Task description → An exact copy of all the entries is what is needed here.

Information shown →
- - -

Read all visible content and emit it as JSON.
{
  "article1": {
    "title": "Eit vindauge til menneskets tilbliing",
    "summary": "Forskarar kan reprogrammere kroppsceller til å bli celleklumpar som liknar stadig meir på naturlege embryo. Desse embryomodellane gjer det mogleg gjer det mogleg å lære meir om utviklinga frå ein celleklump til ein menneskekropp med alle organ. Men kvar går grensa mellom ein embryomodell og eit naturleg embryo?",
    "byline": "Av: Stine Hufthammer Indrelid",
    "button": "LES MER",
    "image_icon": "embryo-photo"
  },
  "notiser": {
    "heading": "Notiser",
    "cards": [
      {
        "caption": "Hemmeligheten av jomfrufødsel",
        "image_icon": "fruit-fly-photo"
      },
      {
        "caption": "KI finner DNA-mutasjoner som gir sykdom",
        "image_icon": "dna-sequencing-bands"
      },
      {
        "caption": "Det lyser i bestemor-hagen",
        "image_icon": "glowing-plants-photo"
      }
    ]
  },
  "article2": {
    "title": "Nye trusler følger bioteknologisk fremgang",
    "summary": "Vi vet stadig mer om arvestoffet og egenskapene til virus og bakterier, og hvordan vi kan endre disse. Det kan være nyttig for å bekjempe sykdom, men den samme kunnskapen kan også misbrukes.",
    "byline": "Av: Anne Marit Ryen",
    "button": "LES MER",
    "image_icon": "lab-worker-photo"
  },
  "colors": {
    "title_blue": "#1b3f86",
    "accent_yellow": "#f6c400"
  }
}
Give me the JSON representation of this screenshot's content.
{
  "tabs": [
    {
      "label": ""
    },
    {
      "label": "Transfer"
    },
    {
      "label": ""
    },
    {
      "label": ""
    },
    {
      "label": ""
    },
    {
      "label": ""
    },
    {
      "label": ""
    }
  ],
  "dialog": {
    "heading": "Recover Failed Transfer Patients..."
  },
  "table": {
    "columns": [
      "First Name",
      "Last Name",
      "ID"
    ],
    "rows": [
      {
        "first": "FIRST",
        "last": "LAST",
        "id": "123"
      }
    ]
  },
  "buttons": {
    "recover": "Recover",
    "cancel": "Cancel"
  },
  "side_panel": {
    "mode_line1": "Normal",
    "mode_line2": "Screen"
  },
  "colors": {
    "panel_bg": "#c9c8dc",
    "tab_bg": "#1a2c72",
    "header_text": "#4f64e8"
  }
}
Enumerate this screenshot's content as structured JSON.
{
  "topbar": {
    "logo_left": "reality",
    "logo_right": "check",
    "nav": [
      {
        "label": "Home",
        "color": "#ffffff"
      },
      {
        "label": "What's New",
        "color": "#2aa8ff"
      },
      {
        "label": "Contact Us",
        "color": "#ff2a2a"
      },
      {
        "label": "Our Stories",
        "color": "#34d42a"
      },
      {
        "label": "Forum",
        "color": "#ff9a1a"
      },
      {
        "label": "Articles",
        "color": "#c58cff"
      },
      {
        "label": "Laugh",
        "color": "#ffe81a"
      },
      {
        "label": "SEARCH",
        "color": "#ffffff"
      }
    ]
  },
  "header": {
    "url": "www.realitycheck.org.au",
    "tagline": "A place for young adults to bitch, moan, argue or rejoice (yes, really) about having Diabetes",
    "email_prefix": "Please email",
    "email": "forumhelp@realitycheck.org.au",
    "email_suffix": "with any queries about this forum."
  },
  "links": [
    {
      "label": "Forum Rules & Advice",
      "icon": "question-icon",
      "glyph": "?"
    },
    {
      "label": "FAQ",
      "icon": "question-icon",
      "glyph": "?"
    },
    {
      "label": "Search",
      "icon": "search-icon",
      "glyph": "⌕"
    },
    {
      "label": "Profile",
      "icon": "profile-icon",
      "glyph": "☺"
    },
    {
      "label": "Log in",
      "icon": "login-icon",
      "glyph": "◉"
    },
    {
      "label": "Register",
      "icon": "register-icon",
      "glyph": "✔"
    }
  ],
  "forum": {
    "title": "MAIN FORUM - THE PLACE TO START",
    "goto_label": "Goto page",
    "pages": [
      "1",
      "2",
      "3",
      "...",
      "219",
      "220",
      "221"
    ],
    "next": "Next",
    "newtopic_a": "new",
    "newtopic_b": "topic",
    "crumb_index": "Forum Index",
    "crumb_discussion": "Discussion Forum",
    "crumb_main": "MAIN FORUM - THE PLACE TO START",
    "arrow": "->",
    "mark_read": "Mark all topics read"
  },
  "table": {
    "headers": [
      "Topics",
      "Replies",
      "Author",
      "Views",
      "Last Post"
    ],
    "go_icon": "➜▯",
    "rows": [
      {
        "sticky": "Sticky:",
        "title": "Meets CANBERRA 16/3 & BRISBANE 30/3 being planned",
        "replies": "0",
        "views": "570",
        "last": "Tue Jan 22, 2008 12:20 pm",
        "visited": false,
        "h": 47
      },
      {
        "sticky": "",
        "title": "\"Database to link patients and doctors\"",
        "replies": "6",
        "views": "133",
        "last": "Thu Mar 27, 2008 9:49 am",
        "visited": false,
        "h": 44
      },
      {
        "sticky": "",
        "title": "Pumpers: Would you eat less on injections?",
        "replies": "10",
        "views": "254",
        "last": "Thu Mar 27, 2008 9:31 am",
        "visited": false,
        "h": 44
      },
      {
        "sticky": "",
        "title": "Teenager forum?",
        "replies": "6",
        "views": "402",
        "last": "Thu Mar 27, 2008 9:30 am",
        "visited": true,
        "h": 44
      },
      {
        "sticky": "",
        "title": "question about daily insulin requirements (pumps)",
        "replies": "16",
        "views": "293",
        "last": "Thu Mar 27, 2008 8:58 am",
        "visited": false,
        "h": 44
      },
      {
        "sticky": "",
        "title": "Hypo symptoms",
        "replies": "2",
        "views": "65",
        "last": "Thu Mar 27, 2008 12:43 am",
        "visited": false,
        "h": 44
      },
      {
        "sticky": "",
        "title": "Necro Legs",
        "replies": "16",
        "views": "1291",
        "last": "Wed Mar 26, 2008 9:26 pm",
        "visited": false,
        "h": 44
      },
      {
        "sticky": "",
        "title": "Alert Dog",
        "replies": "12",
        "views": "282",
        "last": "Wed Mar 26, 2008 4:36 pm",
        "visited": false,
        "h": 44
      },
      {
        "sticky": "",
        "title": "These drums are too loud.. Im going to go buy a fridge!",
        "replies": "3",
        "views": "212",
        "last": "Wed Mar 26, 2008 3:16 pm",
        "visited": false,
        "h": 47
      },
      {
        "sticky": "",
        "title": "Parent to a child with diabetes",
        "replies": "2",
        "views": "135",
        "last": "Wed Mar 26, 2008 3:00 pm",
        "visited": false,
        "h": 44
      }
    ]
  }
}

- - -

Answer box →
Read all visible content and emit it as JSON.
{
  "article1": {
    "title": "Eit vindauge til menneskets tilbliing",
    "summary": "Forskarar kan reprogrammere kroppsceller til å bli celleklumpar som liknar stadig meir på naturlege embryo. Desse embryomodellane gjer det mogleg gjer det mogleg å lære meir om utviklinga frå ein celleklump til ein menneskekropp med alle organ. Men kvar går grensa mellom ein embryomodell og eit naturleg embryo?",
    "byline": "Av: Stine Hufthammer Indrelid",
    "button": "LES MER",
    "image_icon": "embryo-photo"
  },
  "notiser": {
    "heading": "Notiser",
    "cards": [
      {
        "caption": "Hemmeligheten av jomfrufødsel",
        "image_icon": "fruit-fly-photo"
      },
      {
        "caption": "KI finner DNA-mutasjoner som gir sykdom",
        "image_icon": "dna-sequencing-bands"
      },
      {
        "caption": "Det lyser i bestemor-hagen",
        "image_icon": "glowing-plants-photo"
      }
    ]
  },
  "article2": {
    "title": "Nye trusler følger bioteknologisk fremgang",
    "summary": "Vi vet stadig mer om arvestoffet og egenskapene til virus og bakterier, og hvordan vi kan endre disse. Det kan være nyttig for å bekjempe sykdom, men den samme kunnskapen kan også misbrukes.",
    "byline": "Av: Anne Marit Ryen",
    "button": "LES MER",
    "image_icon": "lab-worker-photo"
  },
  "colors": {
    "title_blue": "#1b3f86",
    "accent_yellow": "#f6c400"
  }
}
Give me the JSON representation of this screenshot's content.
{
  "tabs": [
    {
      "label": ""
    },
    {
      "label": "Transfer"
    },
    {
      "label": ""
    },
    {
      "label": ""
    },
    {
      "label": ""
    },
    {
      "label": ""
    },
    {
      "label": ""
    }
  ],
  "dialog": {
    "heading": "Recover Failed Transfer Patients..."
  },
  "table": {
    "columns": [
      "First Name",
      "Last Name",
      "ID"
    ],
    "rows": [
      {
        "first": "FIRST",
        "last": "LAST",
        "id": "123"
      }
    ]
  },
  "buttons": {
    "recover": "Recover",
    "cancel": "Cancel"
  },
  "side_panel": {
    "mode_line1": "Normal",
    "mode_line2": "Screen"
  },
  "colors": {
    "panel_bg": "#c9c8dc",
    "tab_bg": "#1a2c72",
    "header_text": "#4f64e8"
  }
}
Enumerate this screenshot's content as structured JSON.
{
  "topbar": {
    "logo_left": "reality",
    "logo_right": "check",
    "nav": [
      {
        "label": "Home",
        "color": "#ffffff"
      },
      {
        "label": "What's New",
        "color": "#2aa8ff"
      },
      {
        "label": "Contact Us",
        "color": "#ff2a2a"
      },
      {
        "label": "Our Stories",
        "color": "#34d42a"
      },
      {
        "label": "Forum",
        "color": "#ff9a1a"
      },
      {
        "label": "Articles",
        "color": "#c58cff"
      },
      {
        "label": "Laugh",
        "color": "#ffe81a"
      },
      {
        "label": "SEARCH",
        "color": "#ffffff"
      }
    ]
  },
  "header": {
    "url": "www.realitycheck.org.au",
    "tagline": "A place for young adults to bitch, moan, argue or rejoice (yes, really) about having Diabetes",
    "email_prefix": "Please email",
    "email": "forumhelp@realitycheck.org.au",
    "email_suffix": "with any queries about this forum."
  },
  "links": [
    {
      "label": "Forum Rules & Advice",
      "icon": "question-icon",
      "glyph": "?"
    },
    {
      "label": "FAQ",
      "icon": "question-icon",
      "glyph": "?"
    },
    {
      "label": "Search",
      "icon": "search-icon",
      "glyph": "⌕"
    },
    {
      "label": "Profile",
      "icon": "profile-icon",
      "glyph": "☺"
    },
    {
      "label": "Log in",
      "icon": "login-icon",
      "glyph": "◉"
    },
    {
      "label": "Register",
      "icon": "register-icon",
      "glyph": "✔"
    }
  ],
  "forum": {
    "title": "MAIN FORUM - THE PLACE TO START",
    "goto_label": "Goto page",
    "pages": [
      "1",
      "2",
      "3",
      "...",
      "219",
      "220",
      "221"
    ],
    "next": "Next",
    "newtopic_a": "new",
    "newtopic_b": "topic",
    "crumb_index": "Forum Index",
    "crumb_discussion": "Discussion Forum",
    "crumb_main": "MAIN FORUM - THE PLACE TO START",
    "arrow": "->",
    "mark_read": "Mark all topics read"
  },
  "table": {
    "headers": [
      "Topics",
      "Replies",
      "Author",
      "Views",
      "Last Post"
    ],
    "go_icon": "➜▯",
    "rows": [
      {
        "sticky": "Sticky:",
        "title": "Meets CANBERRA 16/3 & BRISBANE 30/3 being planned",
        "replies": "0",
        "views": "570",
        "last": "Tue Jan 22, 2008 12:20 pm",
        "visited": false,
        "h": 47
      },
      {
        "sticky": "",
        "title": "\"Database to link patients and doctors\"",
        "replies": "6",
        "views": "133",
        "last": "Thu Mar 27, 2008 9:49 am",
        "visited": false,
        "h": 44
      },
      {
        "sticky": "",
        "title": "Pumpers: Would you eat less on injections?",
        "replies": "10",
        "views": "254",
        "last": "Thu Mar 27, 2008 9:31 am",
        "visited": false,
        "h": 44
      },
      {
        "sticky": "",
        "title": "Teenager forum?",
        "replies": "6",
        "views": "402",
        "last": "Thu Mar 27, 2008 9:30 am",
        "visited": true,
        "h": 44
      },
      {
        "sticky": "",
        "title": "question about daily insulin requirements (pumps)",
        "replies": "16",
        "views": "293",
        "last": "Thu Mar 27, 2008 8:58 am",
        "visited": false,
        "h": 44
      },
      {
        "sticky": "",
        "title": "Hypo symptoms",
        "replies": "2",
        "views": "65",
        "last": "Thu Mar 27, 2008 12:43 am",
        "visited": false,
        "h": 44
      },
      {
        "sticky": "",
        "title": "Necro Legs",
        "replies": "16",
        "views": "1291",
        "last": "Wed Mar 26, 2008 9:26 pm",
        "visited": false,
        "h": 44
      },
      {
        "sticky": "",
        "title": "Alert Dog",
        "replies": "12",
        "views": "282",
        "last": "Wed Mar 26, 2008 4:36 pm",
        "visited": false,
        "h": 44
      },
      {
        "sticky": "",
        "title": "These drums are too loud.. Im going to go buy a fridge!",
        "replies": "3",
        "views": "212",
        "last": "Wed Mar 26, 2008 3:16 pm",
        "visited": false,
        "h": 47
      },
      {
        "sticky": "",
        "title": "Parent to a child with diabetes",
        "replies": "2",
        "views": "135",
        "last": "Wed Mar 26, 2008 3:00 pm",
        "visited": false,
        "h": 44
      }
    ]
  }
}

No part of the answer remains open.